Exercise aim
Answer these questions from the forum thread on bounding |e^z − 1|:
(a) What bound on |e^z − 1|, valid for all z, had the person asking already shown?
(b) In the reply that expands (e^z − 1)/z as a series, what is the sum 1 + 1/2 + 1/3! + ⋯ said to equal?
(c) What bound on |e^z − 1| does the reply using the Schwarz lemma reach in its line (3)?

Text provided
I am trying to prove that for $z \in \mathbb C, |z|\le 1$:
$$|e^z -1| \le 2 |z|$$
But I'm stuck and I need help. I showed that for all $z$:
$|e^z -1| \le |z|e^{|z|}$
but it does not seem useful. Also, $|e^z -1| \le \sum_{n \ge 1}{|z|^n \over n!}$ does not seem useful.
Could someone show me how one would prove this inequality?
On
We have $|z|\le 1$. $$ \sum_{n\ge 1} \frac{|z|^n}{n!} \overset{\text{?}}\le 2|z| $$ $$ \sum_{n\ge1} \frac{|z|^{n-1}}{n!} \overset{\text{?}}\le 2 $$ $$ \sum_{n\ge 2} \frac{|z|^{n-1}}{n!} \overset{\text{?}}\le 1 $$ $$ \frac{|z|} 2 + \underbrace{\frac{|z|^2} 6 + \frac{|z|^3} {24} + \frac{|z|^4}{120} + \cdots} \overset{\text{?}}\le 1 $$ Can one show that the part over the $\underbrace{\text{underbrace}}$ is bounded above by a geometric series with first term $1/6$ and common ratio $1/4$? The sum of that series is $2/9$ and the first term above is $\le 1/2$.
On
$\frac {e^z - 1}{z}= 1 + z/2 + z^2/3! + \cdots .$ For $|z|\le 1,$ the absolute value of this is $\le 1 + 1/2 + 1/3! + \cdots = e - 1 <2.$
On
$g(z)=\frac{e^z-1}{z}$ is a holomorphic map in the unit disk, hence by the Schwarz lemma: $$\forall z\in\mathbb{C}:|z|\leq 1,\qquad |g(z)-1|\leq |z|\tag{1} $$ that implies: $$ \forall z\in\mathbb{C}:|z|\leq 1,\qquad |g(z)|\leq 1+|z|\tag{2} $$ and finally: $$ \forall z\in\mathbb{C}:|z|\leq 1,\qquad |e^z-1|\leq |z|+|z|^2\tag{3} $$ that is stronger than needed.
Let $|z| \le 1$ and $N \in \Bbb N$. Then
$$ \left|\sum_{n = 1}^N \frac{z^n}{n!}\right| \le \sum_{n = 1}^N \frac{|z|^n}{n!} \le \sum_{n = 1}^N \frac{|z|^n}{2^{n-1}} \le |z| \sum_{n = 1}^\infty \left(\frac{1}{2}\right)^{n-1} = 2|z|.$$
Letting $N\to \infty$ results in
$$|e^z - 1| \le 2|z|.$$

Supplied data
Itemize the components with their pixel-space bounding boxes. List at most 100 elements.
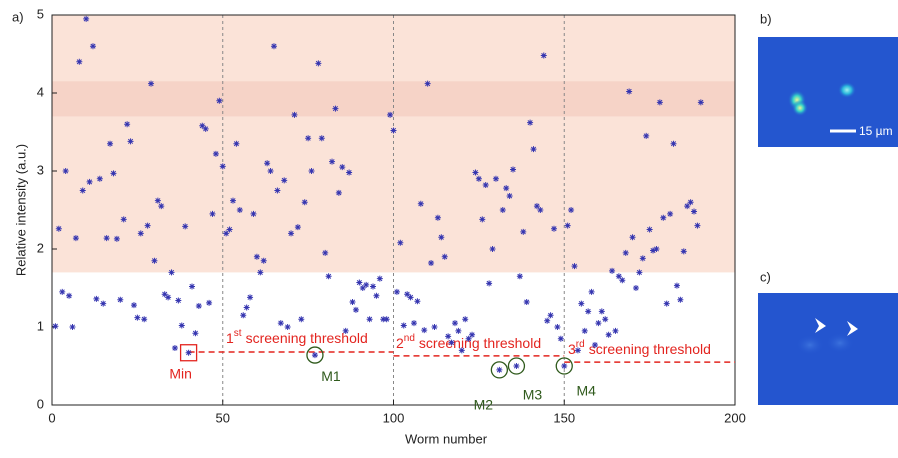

Answer to this exercise
(a) |e^z − 1| ≤ |z|e^{|z|}
(b) e − 1, which is less than 2
(c) |e^z − 1| ≤ |z| + |z|^2, for |z| ≤ 1